> **PROVIDED RECORDS**:
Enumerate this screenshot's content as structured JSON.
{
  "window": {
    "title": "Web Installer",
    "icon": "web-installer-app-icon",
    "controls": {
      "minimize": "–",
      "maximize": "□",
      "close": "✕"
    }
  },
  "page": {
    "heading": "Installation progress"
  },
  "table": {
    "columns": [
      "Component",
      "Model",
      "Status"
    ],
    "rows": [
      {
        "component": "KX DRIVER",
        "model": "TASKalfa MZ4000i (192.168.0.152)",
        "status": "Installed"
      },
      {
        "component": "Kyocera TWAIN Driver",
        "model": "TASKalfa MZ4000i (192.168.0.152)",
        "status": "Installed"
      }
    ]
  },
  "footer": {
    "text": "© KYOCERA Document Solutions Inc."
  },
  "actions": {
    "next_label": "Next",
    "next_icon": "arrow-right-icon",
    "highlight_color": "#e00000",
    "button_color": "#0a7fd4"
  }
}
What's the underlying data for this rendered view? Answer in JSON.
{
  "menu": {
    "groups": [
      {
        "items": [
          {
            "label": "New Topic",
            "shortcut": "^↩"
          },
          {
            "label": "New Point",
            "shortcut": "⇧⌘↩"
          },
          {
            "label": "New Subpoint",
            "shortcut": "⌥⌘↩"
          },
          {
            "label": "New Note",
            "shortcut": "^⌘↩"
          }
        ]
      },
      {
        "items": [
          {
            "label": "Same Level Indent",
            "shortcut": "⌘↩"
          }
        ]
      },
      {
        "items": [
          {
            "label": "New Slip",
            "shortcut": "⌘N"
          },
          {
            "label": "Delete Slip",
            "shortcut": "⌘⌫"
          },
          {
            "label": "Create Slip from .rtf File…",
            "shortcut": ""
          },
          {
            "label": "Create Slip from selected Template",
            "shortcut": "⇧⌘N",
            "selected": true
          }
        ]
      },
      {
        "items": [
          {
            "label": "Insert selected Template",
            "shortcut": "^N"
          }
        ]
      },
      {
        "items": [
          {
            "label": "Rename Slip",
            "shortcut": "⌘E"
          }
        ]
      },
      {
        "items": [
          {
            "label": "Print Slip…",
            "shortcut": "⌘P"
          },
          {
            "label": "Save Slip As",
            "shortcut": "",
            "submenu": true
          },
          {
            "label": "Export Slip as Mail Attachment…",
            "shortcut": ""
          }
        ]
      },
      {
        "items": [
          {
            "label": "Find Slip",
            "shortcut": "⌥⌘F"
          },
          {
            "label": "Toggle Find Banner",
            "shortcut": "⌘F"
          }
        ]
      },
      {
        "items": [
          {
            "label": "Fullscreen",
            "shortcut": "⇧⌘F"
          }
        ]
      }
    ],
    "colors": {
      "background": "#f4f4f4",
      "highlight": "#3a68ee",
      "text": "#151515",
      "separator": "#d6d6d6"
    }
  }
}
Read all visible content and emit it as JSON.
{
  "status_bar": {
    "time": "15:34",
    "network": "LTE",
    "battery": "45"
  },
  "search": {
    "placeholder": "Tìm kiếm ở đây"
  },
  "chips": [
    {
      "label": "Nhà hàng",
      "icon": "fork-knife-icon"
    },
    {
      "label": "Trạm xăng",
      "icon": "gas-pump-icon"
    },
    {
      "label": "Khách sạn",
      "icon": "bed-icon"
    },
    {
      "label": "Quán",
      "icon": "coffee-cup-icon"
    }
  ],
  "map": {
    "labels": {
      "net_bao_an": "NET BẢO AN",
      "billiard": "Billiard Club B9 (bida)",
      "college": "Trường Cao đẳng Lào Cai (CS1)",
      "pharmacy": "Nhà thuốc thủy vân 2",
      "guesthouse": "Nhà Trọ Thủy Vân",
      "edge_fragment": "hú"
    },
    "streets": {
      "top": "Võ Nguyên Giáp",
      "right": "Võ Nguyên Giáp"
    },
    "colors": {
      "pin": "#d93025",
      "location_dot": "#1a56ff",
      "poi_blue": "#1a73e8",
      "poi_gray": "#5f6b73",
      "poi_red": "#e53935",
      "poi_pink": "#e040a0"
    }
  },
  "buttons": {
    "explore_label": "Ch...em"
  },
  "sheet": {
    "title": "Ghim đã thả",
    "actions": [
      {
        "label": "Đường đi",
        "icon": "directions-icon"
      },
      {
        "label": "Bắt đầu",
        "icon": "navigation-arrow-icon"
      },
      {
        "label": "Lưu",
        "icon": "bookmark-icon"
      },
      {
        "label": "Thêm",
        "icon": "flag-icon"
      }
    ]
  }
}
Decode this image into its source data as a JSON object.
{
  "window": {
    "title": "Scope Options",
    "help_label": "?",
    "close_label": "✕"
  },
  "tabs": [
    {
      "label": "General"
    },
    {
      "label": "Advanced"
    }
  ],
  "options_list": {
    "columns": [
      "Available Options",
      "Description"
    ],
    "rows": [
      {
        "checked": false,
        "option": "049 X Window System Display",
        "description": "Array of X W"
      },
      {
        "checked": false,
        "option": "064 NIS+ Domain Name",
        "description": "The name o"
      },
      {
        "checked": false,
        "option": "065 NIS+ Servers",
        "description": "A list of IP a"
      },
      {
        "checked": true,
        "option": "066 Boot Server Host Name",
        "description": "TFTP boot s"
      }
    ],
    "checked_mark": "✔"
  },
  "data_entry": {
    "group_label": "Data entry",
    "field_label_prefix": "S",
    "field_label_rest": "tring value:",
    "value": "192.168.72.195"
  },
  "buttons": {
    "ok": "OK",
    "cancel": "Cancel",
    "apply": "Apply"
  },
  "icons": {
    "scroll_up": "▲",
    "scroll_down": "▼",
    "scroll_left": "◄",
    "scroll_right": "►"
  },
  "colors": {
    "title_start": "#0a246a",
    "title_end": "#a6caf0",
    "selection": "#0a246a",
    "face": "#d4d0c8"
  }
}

> **BRIEF**: Track down every line with the word "true" and copy it.

> **WORKED ANSWER**:
            "selected": true
            "submenu": true
        "checked": true,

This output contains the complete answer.